- DATASET EXTRACT -

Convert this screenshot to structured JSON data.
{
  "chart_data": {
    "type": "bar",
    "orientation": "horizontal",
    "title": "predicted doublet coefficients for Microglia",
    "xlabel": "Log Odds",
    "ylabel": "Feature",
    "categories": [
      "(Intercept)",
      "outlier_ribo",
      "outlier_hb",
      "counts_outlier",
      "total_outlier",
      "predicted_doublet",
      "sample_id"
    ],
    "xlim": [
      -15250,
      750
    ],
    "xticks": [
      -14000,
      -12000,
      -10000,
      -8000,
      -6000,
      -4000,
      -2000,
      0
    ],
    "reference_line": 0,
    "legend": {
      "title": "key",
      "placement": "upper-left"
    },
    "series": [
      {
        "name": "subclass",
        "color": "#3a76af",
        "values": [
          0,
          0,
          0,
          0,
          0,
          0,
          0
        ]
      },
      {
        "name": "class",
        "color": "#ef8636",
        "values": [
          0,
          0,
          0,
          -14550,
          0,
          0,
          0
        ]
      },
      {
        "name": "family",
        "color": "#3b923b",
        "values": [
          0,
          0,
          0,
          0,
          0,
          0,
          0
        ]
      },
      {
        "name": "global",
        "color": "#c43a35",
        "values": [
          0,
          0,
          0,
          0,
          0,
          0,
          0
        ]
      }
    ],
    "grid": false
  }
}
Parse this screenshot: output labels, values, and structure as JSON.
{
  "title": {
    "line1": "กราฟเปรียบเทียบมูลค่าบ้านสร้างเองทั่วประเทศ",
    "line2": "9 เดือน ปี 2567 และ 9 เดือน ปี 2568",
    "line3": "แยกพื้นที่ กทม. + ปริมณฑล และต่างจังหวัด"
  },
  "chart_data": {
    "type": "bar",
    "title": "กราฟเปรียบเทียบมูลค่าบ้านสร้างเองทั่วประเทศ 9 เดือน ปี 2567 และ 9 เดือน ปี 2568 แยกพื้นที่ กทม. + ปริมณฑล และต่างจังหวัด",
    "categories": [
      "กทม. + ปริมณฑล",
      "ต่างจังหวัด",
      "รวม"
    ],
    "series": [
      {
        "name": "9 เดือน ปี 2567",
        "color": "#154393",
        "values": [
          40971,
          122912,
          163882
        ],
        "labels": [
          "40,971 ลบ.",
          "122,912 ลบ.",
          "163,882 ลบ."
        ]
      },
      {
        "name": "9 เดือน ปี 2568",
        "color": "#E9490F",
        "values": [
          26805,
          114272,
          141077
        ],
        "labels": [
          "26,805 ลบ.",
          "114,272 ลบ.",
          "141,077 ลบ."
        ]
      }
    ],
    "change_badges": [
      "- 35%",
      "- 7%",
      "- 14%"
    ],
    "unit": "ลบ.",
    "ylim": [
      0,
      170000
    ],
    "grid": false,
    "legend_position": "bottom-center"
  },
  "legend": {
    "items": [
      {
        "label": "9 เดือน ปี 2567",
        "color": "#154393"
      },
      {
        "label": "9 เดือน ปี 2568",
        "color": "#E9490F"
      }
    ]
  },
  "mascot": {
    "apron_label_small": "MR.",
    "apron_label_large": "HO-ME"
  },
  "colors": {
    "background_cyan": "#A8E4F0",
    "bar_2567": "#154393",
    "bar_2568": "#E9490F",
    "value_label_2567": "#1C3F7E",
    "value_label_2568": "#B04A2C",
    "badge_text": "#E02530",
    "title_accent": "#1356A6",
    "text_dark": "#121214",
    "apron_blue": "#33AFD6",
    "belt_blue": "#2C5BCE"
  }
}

- SHORT TASK -
Transcribe the material above in its entirety. Match it exactly.

- CORRECT RESPONSE -
Convert this screenshot to structured JSON data.
{
  "chart_data": {
    "type": "bar",
    "orientation": "horizontal",
    "title": "predicted doublet coefficients for Microglia",
    "xlabel": "Log Odds",
    "ylabel": "Feature",
    "categories": [
      "(Intercept)",
      "outlier_ribo",
      "outlier_hb",
      "counts_outlier",
      "total_outlier",
      "predicted_doublet",
      "sample_id"
    ],
    "xlim": [
      -15250,
      750
    ],
    "xticks": [
      -14000,
      -12000,
      -10000,
      -8000,
      -6000,
      -4000,
      -2000,
      0
    ],
    "reference_line": 0,
    "legend": {
      "title": "key",
      "placement": "upper-left"
    },
    "series": [
      {
        "name": "subclass",
        "color": "#3a76af",
        "values": [
          0,
          0,
          0,
          0,
          0,
          0,
          0
        ]
      },
      {
        "name": "class",
        "color": "#ef8636",
        "values": [
          0,
          0,
          0,
          -14550,
          0,
          0,
          0
        ]
      },
      {
        "name": "family",
        "color": "#3b923b",
        "values": [
          0,
          0,
          0,
          0,
          0,
          0,
          0
        ]
      },
      {
        "name": "global",
        "color": "#c43a35",
        "values": [
          0,
          0,
          0,
          0,
          0,
          0,
          0
        ]
      }
    ],
    "grid": false
  }
}
Parse this screenshot: output labels, values, and structure as JSON.
{
  "title": {
    "line1": "กราฟเปรียบเทียบมูลค่าบ้านสร้างเองทั่วประเทศ",
    "line2": "9 เดือน ปี 2567 และ 9 เดือน ปี 2568",
    "line3": "แยกพื้นที่ กทม. + ปริมณฑล และต่างจังหวัด"
  },
  "chart_data": {
    "type": "bar",
    "title": "กราฟเปรียบเทียบมูลค่าบ้านสร้างเองทั่วประเทศ 9 เดือน ปี 2567 และ 9 เดือน ปี 2568 แยกพื้นที่ กทม. + ปริมณฑล และต่างจังหวัด",
    "categories": [
      "กทม. + ปริมณฑล",
      "ต่างจังหวัด",
      "รวม"
    ],
    "series": [
      {
        "name": "9 เดือน ปี 2567",
        "color": "#154393",
        "values": [
          40971,
          122912,
          163882
        ],
        "labels": [
          "40,971 ลบ.",
          "122,912 ลบ.",
          "163,882 ลบ."
        ]
      },
      {
        "name": "9 เดือน ปี 2568",
        "color": "#E9490F",
        "values": [
          26805,
          114272,
          141077
        ],
        "labels": [
          "26,805 ลบ.",
          "114,272 ลบ.",
          "141,077 ลบ."
        ]
      }
    ],
    "change_badges": [
      "- 35%",
      "- 7%",
      "- 14%"
    ],
    "unit": "ลบ.",
    "ylim": [
      0,
      170000
    ],
    "grid": false,
    "legend_position": "bottom-center"
  },
  "legend": {
    "items": [
      {
        "label": "9 เดือน ปี 2567",
        "color": "#154393"
      },
      {
        "label": "9 เดือน ปี 2568",
        "color": "#E9490F"
      }
    ]
  },
  "mascot": {
    "apron_label_small": "MR.",
    "apron_label_large": "HO-ME"
  },
  "colors": {
    "background_cyan": "#A8E4F0",
    "bar_2567": "#154393",
    "bar_2568": "#E9490F",
    "value_label_2567": "#1C3F7E",
    "value_label_2568": "#B04A2C",
    "badge_text": "#E02530",
    "title_accent": "#1356A6",
    "text_dark": "#121214",
    "apron_blue": "#33AFD6",
    "belt_blue": "#2C5BCE"
  }
}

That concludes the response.